-- start of Material --
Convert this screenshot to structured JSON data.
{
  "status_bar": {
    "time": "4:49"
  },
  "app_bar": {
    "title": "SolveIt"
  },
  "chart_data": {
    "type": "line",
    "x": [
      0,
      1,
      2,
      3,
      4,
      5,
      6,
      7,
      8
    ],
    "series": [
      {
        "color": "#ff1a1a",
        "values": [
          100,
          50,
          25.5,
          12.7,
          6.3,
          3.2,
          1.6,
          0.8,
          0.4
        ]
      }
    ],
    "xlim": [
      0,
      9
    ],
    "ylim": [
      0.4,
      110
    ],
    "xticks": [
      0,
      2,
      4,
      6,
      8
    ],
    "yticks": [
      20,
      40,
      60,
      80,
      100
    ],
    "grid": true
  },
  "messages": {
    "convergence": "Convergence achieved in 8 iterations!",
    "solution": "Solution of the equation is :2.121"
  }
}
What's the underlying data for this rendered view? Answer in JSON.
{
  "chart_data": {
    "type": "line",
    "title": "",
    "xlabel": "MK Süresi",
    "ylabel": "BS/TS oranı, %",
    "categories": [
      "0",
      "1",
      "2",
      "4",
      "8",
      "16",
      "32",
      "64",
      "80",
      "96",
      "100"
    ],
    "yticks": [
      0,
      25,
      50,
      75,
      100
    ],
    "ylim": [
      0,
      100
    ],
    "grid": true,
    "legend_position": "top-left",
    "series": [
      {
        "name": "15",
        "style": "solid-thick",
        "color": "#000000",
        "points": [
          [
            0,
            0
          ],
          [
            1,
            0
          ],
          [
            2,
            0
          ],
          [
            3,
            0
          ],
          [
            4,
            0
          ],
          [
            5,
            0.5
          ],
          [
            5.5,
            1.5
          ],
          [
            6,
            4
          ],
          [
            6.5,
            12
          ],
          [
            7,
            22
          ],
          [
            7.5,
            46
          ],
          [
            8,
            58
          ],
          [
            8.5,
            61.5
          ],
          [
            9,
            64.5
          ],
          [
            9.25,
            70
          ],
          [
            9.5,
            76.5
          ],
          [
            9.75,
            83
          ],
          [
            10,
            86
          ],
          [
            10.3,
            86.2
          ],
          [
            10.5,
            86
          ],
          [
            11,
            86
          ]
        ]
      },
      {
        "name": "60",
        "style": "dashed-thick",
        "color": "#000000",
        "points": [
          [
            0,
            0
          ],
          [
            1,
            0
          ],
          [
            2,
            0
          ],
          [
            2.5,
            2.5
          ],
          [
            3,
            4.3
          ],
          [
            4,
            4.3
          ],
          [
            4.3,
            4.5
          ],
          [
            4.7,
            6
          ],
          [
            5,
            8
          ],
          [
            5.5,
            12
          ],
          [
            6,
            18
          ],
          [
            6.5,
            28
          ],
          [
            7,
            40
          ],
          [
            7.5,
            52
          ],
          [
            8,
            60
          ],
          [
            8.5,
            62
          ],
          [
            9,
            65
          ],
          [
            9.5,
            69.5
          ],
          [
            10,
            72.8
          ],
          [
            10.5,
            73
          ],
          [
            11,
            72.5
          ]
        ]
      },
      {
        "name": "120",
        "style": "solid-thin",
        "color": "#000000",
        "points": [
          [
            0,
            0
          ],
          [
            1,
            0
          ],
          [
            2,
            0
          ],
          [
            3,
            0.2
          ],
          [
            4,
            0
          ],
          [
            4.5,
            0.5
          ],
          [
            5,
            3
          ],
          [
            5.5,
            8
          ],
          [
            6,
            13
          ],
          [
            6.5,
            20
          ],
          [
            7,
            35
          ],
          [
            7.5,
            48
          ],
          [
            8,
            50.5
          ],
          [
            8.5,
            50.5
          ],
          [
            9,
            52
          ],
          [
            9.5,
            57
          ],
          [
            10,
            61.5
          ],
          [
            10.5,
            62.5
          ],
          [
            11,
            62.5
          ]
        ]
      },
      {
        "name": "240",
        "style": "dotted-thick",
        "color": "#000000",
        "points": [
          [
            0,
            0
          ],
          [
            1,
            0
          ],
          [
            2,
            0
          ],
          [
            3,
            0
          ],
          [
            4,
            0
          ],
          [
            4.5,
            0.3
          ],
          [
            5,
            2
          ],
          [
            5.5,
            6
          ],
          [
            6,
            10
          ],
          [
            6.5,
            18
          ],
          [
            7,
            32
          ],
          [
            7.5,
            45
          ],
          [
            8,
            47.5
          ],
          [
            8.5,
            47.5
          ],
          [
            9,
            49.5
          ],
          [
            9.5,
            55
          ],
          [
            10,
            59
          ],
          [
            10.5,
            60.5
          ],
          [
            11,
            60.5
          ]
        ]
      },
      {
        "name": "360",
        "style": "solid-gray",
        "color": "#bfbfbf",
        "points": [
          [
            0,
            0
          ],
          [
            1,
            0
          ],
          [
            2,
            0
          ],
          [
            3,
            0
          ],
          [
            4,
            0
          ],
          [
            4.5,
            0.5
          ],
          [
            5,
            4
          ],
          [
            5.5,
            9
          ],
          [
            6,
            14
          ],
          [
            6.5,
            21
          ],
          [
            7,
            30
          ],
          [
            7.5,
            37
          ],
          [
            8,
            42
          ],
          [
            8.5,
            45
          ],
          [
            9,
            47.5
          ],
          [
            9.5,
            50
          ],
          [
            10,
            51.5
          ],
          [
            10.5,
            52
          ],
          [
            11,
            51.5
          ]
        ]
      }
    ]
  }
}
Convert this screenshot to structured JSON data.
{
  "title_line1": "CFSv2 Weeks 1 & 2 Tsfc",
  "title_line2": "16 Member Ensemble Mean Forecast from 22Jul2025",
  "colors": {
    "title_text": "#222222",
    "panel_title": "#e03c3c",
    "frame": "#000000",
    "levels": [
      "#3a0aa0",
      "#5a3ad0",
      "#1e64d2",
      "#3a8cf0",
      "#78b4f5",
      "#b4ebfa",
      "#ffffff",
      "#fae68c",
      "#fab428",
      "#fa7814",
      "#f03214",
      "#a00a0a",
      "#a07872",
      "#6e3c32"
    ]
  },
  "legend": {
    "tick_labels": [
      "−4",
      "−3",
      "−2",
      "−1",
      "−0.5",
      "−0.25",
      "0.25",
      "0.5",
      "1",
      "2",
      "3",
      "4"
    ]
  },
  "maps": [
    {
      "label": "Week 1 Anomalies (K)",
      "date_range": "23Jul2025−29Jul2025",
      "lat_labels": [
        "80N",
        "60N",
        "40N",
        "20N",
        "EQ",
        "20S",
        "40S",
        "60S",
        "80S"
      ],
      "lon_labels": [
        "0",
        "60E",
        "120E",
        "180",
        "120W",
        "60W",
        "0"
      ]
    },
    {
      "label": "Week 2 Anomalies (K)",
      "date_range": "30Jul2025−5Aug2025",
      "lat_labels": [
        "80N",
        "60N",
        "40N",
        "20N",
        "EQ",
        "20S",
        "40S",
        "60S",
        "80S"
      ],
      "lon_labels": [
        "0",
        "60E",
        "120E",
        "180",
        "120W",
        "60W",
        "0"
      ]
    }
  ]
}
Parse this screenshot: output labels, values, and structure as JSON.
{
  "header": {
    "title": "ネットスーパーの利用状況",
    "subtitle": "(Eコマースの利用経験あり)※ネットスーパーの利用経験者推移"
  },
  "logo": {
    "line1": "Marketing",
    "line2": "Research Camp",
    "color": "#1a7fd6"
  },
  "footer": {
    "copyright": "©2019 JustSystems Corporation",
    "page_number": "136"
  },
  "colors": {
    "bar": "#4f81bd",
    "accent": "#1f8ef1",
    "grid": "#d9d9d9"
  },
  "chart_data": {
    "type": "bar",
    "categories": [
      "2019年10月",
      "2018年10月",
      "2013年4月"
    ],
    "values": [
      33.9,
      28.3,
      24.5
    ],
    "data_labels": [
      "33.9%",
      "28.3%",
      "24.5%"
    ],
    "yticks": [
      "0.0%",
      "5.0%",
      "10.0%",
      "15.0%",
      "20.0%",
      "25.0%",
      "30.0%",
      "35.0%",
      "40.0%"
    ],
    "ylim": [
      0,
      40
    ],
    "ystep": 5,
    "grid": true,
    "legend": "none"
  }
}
-- end of Material --
▶ _Work to be completed_: What is the number of lines in the listing that contain the string "solid"? Reply with that number alone.

▶ _Worked solution_: 3